— Begin —
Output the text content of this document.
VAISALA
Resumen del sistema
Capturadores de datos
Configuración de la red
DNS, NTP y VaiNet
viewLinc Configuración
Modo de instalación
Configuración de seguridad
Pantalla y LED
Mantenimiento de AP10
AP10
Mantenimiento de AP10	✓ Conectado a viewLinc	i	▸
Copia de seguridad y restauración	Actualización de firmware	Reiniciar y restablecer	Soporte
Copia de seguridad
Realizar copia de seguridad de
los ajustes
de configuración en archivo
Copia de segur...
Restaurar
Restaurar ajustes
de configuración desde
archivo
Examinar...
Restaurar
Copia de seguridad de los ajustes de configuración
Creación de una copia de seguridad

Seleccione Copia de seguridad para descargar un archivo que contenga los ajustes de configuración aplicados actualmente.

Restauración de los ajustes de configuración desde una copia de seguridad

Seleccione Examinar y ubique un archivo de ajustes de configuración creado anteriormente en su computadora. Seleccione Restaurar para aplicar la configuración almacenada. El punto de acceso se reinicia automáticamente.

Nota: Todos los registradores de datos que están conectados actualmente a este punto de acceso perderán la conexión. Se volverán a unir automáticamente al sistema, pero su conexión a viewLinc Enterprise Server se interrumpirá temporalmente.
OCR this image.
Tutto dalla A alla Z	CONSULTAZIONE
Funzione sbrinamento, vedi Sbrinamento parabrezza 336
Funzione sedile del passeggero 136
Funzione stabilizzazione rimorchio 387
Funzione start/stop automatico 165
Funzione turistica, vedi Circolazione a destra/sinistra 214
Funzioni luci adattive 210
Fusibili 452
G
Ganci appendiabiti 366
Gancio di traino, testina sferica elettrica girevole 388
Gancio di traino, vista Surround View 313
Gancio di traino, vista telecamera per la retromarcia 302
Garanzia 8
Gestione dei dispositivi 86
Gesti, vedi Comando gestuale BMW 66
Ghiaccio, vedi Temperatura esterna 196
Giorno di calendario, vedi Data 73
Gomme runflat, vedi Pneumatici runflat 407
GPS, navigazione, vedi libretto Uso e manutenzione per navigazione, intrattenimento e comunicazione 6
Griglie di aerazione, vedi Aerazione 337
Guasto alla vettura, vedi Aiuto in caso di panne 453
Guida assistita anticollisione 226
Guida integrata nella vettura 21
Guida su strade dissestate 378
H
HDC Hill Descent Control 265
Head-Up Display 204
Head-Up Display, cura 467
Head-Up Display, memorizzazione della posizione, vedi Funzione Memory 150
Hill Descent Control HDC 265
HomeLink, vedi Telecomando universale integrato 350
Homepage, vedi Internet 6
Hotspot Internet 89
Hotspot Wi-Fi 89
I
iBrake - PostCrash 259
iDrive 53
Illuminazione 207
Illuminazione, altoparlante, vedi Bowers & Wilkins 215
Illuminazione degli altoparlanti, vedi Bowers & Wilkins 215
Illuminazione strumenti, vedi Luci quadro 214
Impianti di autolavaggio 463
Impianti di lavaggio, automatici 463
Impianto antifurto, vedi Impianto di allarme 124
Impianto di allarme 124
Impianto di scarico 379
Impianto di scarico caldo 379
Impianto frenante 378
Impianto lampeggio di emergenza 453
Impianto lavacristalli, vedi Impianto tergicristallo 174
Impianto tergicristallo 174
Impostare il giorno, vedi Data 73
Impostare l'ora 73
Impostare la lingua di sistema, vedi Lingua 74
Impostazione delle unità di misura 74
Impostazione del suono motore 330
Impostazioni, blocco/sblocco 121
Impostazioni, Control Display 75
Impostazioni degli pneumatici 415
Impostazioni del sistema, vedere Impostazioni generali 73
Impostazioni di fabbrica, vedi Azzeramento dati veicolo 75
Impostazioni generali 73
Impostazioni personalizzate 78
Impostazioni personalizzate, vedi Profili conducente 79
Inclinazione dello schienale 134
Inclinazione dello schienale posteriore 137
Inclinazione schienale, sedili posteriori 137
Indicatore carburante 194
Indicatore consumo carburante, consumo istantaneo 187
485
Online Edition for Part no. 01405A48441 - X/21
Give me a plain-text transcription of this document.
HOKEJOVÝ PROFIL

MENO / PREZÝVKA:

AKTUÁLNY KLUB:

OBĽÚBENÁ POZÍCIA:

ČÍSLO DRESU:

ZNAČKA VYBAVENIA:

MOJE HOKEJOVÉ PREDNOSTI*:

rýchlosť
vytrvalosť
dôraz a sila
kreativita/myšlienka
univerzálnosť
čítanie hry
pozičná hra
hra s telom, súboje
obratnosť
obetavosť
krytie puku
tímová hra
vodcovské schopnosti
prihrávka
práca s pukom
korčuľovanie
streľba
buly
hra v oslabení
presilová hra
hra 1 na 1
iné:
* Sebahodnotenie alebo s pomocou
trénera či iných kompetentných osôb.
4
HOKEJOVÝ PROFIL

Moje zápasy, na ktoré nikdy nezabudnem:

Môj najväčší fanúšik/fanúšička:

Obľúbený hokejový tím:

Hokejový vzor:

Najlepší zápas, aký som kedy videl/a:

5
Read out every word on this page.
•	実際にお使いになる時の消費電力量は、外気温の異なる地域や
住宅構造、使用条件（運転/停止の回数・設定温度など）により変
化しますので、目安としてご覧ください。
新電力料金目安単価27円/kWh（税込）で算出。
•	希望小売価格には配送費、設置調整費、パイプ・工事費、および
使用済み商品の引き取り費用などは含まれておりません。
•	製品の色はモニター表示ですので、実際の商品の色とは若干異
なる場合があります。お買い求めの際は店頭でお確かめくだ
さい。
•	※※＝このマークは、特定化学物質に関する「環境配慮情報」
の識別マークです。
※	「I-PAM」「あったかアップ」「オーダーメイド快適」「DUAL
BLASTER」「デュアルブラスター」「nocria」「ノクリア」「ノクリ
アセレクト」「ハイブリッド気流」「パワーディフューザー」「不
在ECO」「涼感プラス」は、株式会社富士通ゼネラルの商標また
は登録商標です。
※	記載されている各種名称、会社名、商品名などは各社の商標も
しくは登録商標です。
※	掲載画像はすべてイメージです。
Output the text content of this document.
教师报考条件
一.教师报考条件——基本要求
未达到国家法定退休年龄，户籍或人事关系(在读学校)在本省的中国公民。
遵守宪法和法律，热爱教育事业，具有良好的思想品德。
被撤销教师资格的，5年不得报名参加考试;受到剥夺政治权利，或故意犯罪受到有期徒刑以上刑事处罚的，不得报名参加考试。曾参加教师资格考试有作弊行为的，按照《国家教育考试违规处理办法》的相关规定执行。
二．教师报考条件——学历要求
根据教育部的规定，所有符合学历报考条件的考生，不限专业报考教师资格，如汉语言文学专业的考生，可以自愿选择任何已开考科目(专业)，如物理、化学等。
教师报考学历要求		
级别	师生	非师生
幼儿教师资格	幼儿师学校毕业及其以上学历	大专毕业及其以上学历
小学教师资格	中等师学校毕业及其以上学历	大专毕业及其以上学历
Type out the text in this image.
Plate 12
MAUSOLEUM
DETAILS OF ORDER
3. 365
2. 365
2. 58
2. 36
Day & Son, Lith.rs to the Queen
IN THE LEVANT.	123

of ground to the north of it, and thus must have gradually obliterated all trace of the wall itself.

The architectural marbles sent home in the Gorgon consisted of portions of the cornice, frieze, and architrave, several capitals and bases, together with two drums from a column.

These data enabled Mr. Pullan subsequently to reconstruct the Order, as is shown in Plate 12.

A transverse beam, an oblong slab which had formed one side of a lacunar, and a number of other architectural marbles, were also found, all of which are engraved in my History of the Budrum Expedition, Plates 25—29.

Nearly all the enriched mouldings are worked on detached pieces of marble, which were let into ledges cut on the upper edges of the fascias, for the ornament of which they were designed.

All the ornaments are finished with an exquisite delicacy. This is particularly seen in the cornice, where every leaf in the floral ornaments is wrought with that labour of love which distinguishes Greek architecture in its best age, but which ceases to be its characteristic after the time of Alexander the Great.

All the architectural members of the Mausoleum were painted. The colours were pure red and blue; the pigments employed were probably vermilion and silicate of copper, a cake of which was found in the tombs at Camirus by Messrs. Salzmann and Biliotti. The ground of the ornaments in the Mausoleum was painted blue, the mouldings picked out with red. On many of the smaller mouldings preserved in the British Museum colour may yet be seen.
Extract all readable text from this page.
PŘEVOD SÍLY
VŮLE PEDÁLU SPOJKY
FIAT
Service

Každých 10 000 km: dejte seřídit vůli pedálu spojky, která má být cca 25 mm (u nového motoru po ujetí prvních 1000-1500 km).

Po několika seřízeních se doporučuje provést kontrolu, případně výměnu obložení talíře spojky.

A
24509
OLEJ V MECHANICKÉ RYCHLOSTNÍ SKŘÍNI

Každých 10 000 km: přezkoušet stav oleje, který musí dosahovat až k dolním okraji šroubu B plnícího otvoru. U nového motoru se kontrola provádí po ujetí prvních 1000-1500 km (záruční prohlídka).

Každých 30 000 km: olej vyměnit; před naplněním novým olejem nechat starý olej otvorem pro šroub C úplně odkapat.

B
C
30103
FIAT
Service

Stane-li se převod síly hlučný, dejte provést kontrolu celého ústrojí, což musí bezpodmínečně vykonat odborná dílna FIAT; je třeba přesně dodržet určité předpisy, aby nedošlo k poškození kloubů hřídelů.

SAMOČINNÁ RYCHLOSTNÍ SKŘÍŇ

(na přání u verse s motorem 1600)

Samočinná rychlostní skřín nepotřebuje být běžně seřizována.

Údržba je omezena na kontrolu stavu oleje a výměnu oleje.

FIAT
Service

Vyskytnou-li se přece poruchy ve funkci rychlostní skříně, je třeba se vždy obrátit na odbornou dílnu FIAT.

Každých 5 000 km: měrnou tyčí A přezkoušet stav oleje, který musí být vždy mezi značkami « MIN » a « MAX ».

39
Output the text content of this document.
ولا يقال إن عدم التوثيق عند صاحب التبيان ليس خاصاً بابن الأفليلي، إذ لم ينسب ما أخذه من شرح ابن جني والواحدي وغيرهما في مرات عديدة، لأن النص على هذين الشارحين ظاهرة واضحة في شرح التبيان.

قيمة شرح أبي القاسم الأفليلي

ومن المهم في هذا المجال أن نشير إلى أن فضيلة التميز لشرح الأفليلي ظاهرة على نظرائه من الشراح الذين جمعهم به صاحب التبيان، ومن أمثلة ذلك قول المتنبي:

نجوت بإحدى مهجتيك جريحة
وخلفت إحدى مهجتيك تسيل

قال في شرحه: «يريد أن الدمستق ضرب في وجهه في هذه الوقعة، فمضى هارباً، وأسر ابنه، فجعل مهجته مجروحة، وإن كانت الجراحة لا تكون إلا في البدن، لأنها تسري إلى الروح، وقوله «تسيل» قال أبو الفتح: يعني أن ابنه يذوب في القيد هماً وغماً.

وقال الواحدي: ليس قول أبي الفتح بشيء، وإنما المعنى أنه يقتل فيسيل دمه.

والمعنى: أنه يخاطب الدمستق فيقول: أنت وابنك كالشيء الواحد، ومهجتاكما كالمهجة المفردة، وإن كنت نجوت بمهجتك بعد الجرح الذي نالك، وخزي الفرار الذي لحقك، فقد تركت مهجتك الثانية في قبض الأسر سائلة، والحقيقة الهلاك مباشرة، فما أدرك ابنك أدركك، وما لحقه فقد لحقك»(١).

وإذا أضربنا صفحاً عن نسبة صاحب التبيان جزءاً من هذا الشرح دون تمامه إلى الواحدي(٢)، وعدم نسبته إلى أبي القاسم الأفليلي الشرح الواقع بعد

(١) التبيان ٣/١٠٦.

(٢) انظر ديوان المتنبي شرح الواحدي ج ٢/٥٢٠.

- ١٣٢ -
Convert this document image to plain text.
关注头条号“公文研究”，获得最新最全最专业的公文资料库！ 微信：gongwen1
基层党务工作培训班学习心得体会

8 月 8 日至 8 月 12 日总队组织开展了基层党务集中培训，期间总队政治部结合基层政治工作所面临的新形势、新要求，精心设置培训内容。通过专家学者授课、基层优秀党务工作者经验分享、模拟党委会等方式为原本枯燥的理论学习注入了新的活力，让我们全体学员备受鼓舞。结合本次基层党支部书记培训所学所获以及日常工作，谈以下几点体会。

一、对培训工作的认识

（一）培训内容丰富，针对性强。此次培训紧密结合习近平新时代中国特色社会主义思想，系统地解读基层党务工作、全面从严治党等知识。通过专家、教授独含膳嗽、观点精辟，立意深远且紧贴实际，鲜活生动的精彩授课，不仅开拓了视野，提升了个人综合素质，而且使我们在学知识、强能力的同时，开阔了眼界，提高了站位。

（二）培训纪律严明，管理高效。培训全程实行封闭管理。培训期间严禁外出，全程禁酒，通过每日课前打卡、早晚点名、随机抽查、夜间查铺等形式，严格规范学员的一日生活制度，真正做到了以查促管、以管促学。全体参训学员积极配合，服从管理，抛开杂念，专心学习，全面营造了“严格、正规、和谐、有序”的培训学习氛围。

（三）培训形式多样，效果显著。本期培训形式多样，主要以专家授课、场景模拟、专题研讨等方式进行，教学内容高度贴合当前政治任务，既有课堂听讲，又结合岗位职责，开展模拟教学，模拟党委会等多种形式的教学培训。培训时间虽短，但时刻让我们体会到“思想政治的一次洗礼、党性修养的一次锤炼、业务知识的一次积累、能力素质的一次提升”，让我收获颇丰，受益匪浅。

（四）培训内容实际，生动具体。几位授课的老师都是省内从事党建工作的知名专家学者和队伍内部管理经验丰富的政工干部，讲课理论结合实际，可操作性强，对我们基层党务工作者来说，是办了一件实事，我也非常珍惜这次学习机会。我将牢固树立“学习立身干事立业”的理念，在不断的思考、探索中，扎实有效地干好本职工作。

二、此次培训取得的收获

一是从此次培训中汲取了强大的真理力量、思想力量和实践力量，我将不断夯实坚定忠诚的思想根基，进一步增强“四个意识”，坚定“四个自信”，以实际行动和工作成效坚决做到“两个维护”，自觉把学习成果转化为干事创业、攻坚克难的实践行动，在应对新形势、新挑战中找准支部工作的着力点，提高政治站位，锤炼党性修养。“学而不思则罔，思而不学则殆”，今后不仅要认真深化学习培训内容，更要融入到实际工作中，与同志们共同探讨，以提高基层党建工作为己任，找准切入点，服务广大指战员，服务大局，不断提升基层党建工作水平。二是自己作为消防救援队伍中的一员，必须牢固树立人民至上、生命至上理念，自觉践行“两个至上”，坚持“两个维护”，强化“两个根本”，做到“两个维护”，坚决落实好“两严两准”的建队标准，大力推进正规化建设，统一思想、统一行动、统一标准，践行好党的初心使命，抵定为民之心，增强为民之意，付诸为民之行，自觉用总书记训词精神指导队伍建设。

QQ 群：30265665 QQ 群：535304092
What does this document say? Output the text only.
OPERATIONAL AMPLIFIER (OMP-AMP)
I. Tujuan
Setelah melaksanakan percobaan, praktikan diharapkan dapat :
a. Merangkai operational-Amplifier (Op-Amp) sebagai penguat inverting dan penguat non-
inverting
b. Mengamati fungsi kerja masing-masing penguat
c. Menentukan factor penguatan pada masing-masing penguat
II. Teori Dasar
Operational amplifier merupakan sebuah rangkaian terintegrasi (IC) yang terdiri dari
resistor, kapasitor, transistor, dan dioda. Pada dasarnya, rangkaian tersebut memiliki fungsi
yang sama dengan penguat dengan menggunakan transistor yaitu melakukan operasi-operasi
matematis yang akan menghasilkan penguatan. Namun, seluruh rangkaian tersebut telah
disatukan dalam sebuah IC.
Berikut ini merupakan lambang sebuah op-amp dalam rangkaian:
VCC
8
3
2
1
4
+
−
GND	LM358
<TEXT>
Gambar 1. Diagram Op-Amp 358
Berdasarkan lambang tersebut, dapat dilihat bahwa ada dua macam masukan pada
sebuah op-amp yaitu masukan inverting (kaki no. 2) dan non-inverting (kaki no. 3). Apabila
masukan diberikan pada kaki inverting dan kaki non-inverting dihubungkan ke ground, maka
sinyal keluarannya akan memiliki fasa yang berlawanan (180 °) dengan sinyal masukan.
— End —
- **Given request**
Where a line above holds the string "memiliki", show that line.

- **Exercise output**
resistor, kapasitor, transistor, dan dioda. Pada dasarnya, rangkaian tersebut memiliki fungsi
sinyal keluarannya akan memiliki fasa yang berlawanan (180 °) dengan sinyal masukan.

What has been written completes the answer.